### Records for this exercise
>>>>>

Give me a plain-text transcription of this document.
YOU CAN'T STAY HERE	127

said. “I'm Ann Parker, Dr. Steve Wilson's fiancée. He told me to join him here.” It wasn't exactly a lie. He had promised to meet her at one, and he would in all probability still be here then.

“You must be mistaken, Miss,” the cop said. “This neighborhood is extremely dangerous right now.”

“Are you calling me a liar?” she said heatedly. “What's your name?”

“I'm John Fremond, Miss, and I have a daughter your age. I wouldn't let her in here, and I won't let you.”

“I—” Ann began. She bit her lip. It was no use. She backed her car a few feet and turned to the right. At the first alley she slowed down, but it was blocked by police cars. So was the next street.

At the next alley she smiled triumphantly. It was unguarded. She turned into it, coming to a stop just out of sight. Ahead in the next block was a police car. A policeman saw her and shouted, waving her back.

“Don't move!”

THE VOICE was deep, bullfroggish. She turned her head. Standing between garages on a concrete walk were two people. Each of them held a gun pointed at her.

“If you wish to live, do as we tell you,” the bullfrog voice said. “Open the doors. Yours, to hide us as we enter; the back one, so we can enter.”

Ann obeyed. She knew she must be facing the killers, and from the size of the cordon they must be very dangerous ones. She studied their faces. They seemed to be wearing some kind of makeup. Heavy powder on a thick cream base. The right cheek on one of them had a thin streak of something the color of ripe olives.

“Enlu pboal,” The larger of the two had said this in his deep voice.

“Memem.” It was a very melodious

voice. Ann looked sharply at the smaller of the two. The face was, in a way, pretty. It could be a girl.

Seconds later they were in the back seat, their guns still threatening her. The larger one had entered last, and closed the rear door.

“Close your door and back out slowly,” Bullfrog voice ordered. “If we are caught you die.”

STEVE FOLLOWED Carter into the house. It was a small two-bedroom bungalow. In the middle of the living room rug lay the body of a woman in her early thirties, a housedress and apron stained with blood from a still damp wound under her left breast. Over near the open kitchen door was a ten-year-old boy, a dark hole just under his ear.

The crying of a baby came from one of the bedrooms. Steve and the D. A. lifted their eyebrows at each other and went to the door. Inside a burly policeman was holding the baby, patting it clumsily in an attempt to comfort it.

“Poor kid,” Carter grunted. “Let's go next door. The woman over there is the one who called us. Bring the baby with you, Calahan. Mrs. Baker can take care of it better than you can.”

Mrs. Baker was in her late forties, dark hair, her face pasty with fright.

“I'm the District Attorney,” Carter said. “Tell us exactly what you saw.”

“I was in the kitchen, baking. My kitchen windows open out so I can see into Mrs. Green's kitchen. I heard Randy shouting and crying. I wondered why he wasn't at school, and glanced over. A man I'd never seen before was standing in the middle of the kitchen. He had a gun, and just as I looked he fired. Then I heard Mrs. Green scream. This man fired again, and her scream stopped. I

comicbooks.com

<<<<<

### The exercise
Repeat the records exactly, including every line.

### Correct answer
Give me a plain-text transcription of this document.
YOU CAN'T STAY HERE	127

said. “I'm Ann Parker, Dr. Steve Wilson's fiancée. He told me to join him here.” It wasn't exactly a lie. He had promised to meet her at one, and he would in all probability still be here then.

“You must be mistaken, Miss,” the cop said. “This neighborhood is extremely dangerous right now.”

“Are you calling me a liar?” she said heatedly. “What's your name?”

“I'm John Fremond, Miss, and I have a daughter your age. I wouldn't let her in here, and I won't let you.”

“I—” Ann began. She bit her lip. It was no use. She backed her car a few feet and turned to the right. At the first alley she slowed down, but it was blocked by police cars. So was the next street.

At the next alley she smiled triumphantly. It was unguarded. She turned into it, coming to a stop just out of sight. Ahead in the next block was a police car. A policeman saw her and shouted, waving her back.

“Don't move!”

THE VOICE was deep, bullfroggish. She turned her head. Standing between garages on a concrete walk were two people. Each of them held a gun pointed at her.

“If you wish to live, do as we tell you,” the bullfrog voice said. “Open the doors. Yours, to hide us as we enter; the back one, so we can enter.”

Ann obeyed. She knew she must be facing the killers, and from the size of the cordon they must be very dangerous ones. She studied their faces. They seemed to be wearing some kind of makeup. Heavy powder on a thick cream base. The right cheek on one of them had a thin streak of something the color of ripe olives.

“Enlu pboal,” The larger of the two had said this in his deep voice.

“Memem.” It was a very melodious

voice. Ann looked sharply at the smaller of the two. The face was, in a way, pretty. It could be a girl.

Seconds later they were in the back seat, their guns still threatening her. The larger one had entered last, and closed the rear door.

“Close your door and back out slowly,” Bullfrog voice ordered. “If we are caught you die.”

STEVE FOLLOWED Carter into the house. It was a small two-bedroom bungalow. In the middle of the living room rug lay the body of a woman in her early thirties, a housedress and apron stained with blood from a still damp wound under her left breast. Over near the open kitchen door was a ten-year-old boy, a dark hole just under his ear.

The crying of a baby came from one of the bedrooms. Steve and the D. A. lifted their eyebrows at each other and went to the door. Inside a burly policeman was holding the baby, patting it clumsily in an attempt to comfort it.

“Poor kid,” Carter grunted. “Let's go next door. The woman over there is the one who called us. Bring the baby with you, Calahan. Mrs. Baker can take care of it better than you can.”

Mrs. Baker was in her late forties, dark hair, her face pasty with fright.

“I'm the District Attorney,” Carter said. “Tell us exactly what you saw.”

“I was in the kitchen, baking. My kitchen windows open out so I can see into Mrs. Green's kitchen. I heard Randy shouting and crying. I wondered why he wasn't at school, and glanced over. A man I'd never seen before was standing in the middle of the kitchen. He had a gun, and just as I looked he fired. Then I heard Mrs. Green scream. This man fired again, and her scream stopped. I

comicbooks.com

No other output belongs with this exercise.